# YOUR INSTRUCTIONS
All the data below goes into the copy word for word, but the pictures don't.

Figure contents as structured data

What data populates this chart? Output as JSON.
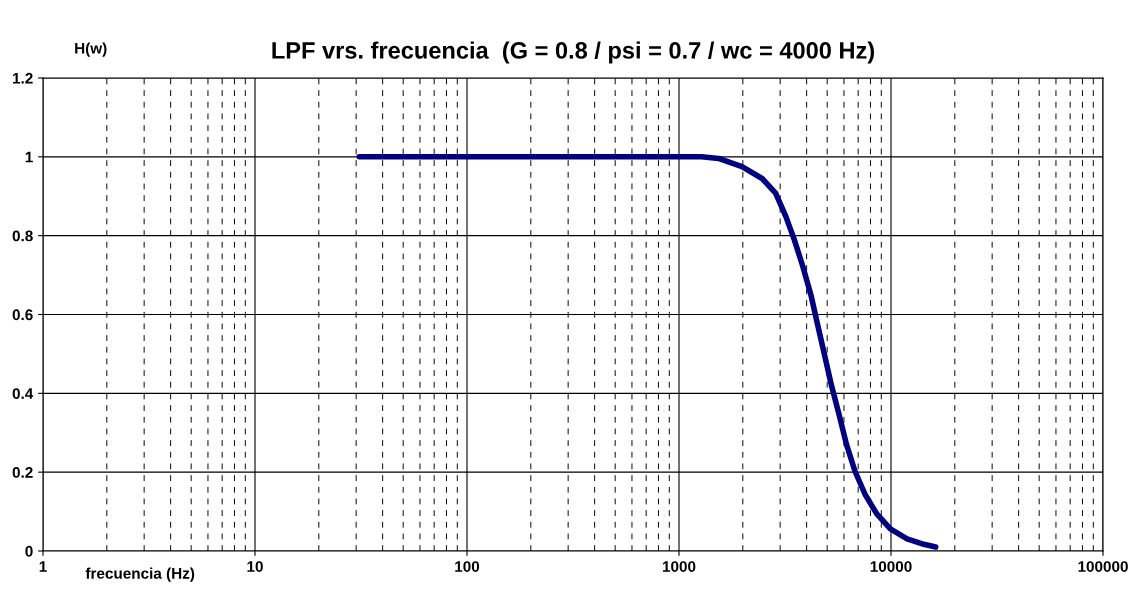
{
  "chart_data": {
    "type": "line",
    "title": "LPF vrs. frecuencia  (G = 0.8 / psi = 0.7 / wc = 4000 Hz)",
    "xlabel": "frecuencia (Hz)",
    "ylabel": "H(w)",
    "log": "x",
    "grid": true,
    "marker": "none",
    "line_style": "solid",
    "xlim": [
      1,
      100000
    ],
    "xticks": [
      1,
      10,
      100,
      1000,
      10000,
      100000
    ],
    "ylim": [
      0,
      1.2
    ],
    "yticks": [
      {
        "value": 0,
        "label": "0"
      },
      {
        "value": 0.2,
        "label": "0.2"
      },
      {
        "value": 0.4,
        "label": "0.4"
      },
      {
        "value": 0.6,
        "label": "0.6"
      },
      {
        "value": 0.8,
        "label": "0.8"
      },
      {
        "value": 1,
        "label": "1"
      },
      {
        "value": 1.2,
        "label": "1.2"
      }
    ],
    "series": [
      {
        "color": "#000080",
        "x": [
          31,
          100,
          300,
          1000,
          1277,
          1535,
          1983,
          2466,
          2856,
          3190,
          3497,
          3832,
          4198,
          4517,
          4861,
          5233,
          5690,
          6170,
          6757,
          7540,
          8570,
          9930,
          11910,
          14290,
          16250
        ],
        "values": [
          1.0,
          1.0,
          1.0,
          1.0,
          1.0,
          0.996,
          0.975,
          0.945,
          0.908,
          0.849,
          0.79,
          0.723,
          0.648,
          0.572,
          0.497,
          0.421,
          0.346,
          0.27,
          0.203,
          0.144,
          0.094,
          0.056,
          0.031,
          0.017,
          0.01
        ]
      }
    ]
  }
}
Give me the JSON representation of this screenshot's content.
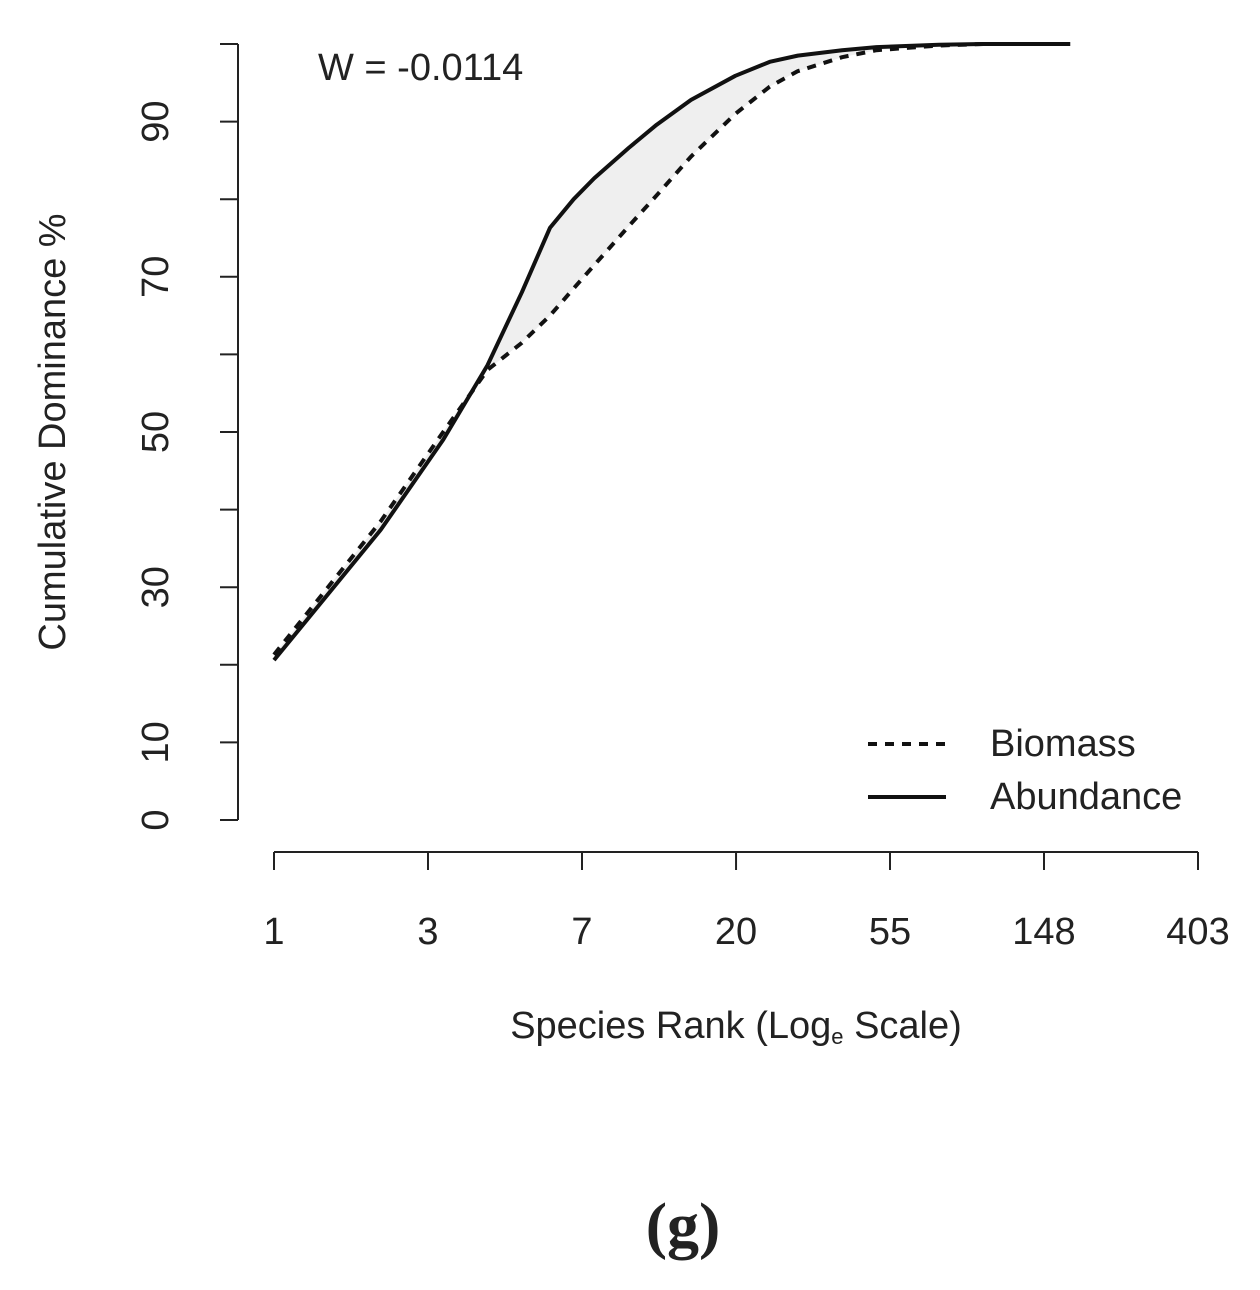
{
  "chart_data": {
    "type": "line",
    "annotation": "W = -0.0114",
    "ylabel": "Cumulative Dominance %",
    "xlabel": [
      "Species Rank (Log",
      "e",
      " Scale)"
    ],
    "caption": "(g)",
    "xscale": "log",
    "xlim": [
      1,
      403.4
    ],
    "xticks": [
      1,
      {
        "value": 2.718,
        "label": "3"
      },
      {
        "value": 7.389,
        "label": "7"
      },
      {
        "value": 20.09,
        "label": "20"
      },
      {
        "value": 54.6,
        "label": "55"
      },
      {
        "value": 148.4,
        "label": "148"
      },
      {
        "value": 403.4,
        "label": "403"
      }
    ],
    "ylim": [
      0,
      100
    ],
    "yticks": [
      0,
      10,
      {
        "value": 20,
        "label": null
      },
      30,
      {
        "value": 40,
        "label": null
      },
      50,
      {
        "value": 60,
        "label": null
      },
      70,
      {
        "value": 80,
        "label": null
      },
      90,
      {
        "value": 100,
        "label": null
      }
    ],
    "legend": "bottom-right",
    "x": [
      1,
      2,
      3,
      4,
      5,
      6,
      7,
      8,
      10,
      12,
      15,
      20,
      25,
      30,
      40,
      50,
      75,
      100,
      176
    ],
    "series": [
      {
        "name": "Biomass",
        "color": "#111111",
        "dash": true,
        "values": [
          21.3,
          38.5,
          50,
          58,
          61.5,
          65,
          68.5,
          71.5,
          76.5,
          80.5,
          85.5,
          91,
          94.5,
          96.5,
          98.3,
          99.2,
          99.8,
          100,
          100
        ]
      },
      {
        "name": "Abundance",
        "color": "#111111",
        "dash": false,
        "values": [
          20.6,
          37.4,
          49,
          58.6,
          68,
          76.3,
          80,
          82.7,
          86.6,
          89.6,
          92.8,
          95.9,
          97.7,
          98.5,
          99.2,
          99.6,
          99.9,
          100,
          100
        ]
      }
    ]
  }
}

# ANSWER FOR THE TASK
What data populates this chart? Output as JSON.
{
  "chart_data": {
    "type": "line",
    "title": "LPF vrs. frecuencia  (G = 0.8 / psi = 0.7 / wc = 4000 Hz)",
    "xlabel": "frecuencia (Hz)",
    "ylabel": "H(w)",
    "log": "x",
    "grid": true,
    "marker": "none",
    "line_style": "solid",
    "xlim": [
      1,
      100000
    ],
    "xticks": [
      1,
      10,
      100,
      1000,
      10000,
      100000
    ],
    "ylim": [
      0,
      1.2
    ],
    "yticks": [
      {
        "value": 0,
        "label": "0"
      },
      {
        "value": 0.2,
        "label": "0.2"
      },
      {
        "value": 0.4,
        "label": "0.4"
      },
      {
        "value": 0.6,
        "label": "0.6"
      },
      {
        "value": 0.8,
        "label": "0.8"
      },
      {
        "value": 1,
        "label": "1"
      },
      {
        "value": 1.2,
        "label": "1.2"
      }
    ],
    "series": [
      {
        "color": "#000080",
        "x": [
          31,
          100,
          300,
          1000,
          1277,
          1535,
          1983,
          2466,
          2856,
          3190,
          3497,
          3832,
          4198,
          4517,
          4861,
          5233,
          5690,
          6170,
          6757,
          7540,
          8570,
          9930,
          11910,
          14290,
          16250
        ],
        "values": [
          1.0,
          1.0,
          1.0,
          1.0,
          1.0,
          0.996,
          0.975,
          0.945,
          0.908,
          0.849,
          0.79,
          0.723,
          0.648,
          0.572,
          0.497,
          0.421,
          0.346,
          0.27,
          0.203,
          0.144,
          0.094,
          0.056,
          0.031,
          0.017,
          0.01
        ]
      }
    ]
  }
}
Give me the JSON representation of this screenshot's content.
{
  "chart_data": {
    "type": "line",
    "annotation": "W = -0.0114",
    "ylabel": "Cumulative Dominance %",
    "xlabel": [
      "Species Rank (Log",
      "e",
      " Scale)"
    ],
    "caption": "(g)",
    "xscale": "log",
    "xlim": [
      1,
      403.4
    ],
    "xticks": [
      1,
      {
        "value": 2.718,
        "label": "3"
      },
      {
        "value": 7.389,
        "label": "7"
      },
      {
        "value": 20.09,
        "label": "20"
      },
      {
        "value": 54.6,
        "label": "55"
      },
      {
        "value": 148.4,
        "label": "148"
      },
      {
        "value": 403.4,
        "label": "403"
      }
    ],
    "ylim": [
      0,
      100
    ],
    "yticks": [
      0,
      10,
      {
        "value": 20,
        "label": null
      },
      30,
      {
        "value": 40,
        "label": null
      },
      50,
      {
        "value": 60,
        "label": null
      },
      70,
      {
        "value": 80,
        "label": null
      },
      90,
      {
        "value": 100,
        "label": null
      }
    ],
    "legend": "bottom-right",
    "x": [
      1,
      2,
      3,
      4,
      5,
      6,
      7,
      8,
      10,
      12,
      15,
      20,
      25,
      30,
      40,
      50,
      75,
      100,
      176
    ],
    "series": [
      {
        "name": "Biomass",
        "color": "#111111",
        "dash": true,
        "values": [
          21.3,
          38.5,
          50,
          58,
          61.5,
          65,
          68.5,
          71.5,
          76.5,
          80.5,
          85.5,
          91,
          94.5,
          96.5,
          98.3,
          99.2,
          99.8,
          100,
          100
        ]
      },
      {
        "name": "Abundance",
        "color": "#111111",
        "dash": false,
        "values": [
          20.6,
          37.4,
          49,
          58.6,
          68,
          76.3,
          80,
          82.7,
          86.6,
          89.6,
          92.8,
          95.9,
          97.7,
          98.5,
          99.2,
          99.6,
          99.9,
          100,
          100
        ]
      }
    ]
  }
}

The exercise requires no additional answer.